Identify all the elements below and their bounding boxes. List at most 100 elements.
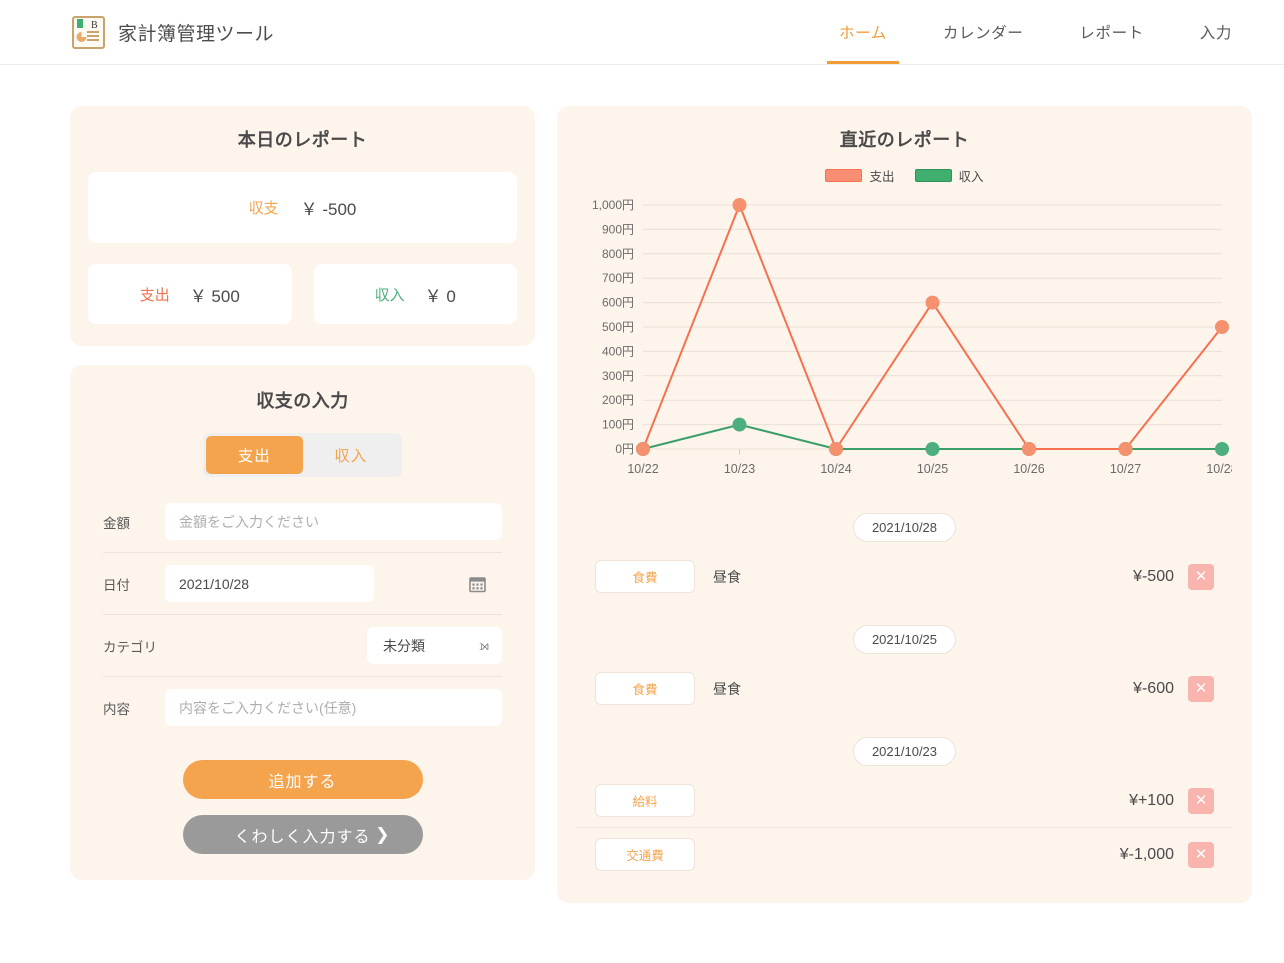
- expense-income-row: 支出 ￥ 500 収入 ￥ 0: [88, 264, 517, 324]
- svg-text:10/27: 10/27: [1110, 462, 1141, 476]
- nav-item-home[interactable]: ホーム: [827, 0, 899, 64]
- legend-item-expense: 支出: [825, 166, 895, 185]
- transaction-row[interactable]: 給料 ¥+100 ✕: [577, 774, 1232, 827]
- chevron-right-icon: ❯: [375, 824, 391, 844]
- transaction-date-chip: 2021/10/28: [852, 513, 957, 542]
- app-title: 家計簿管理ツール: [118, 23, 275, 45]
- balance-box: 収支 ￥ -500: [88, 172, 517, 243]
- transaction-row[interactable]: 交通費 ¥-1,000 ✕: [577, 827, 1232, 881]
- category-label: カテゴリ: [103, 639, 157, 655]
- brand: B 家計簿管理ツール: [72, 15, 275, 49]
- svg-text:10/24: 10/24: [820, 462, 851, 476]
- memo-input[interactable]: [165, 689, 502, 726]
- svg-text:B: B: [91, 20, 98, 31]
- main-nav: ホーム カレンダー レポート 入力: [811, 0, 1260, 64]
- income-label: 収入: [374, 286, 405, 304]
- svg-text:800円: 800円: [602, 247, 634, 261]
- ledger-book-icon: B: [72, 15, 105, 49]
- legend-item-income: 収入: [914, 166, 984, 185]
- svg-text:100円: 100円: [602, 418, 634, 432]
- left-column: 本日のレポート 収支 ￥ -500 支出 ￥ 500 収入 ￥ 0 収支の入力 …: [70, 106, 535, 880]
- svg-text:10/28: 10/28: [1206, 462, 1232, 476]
- - - - - - -
■ What the task asks: Copy the records starting with the line with "- expense-income-row: 支出" and going on through the line with "- legend-item-expense: 支出: [825, 166, 895, 185]", putting "出費" wherever "支出" appears and leaving everything else unchanged.

■ Response:
- expense-income-row: 出費 ￥ 500 収入 ￥ 0: [88, 264, 517, 324]
- svg-text:10/27: 10/27: [1110, 462, 1141, 476]
- nav-item-home[interactable]: ホーム: [827, 0, 899, 64]
- legend-item-expense: 出費: [825, 166, 895, 185]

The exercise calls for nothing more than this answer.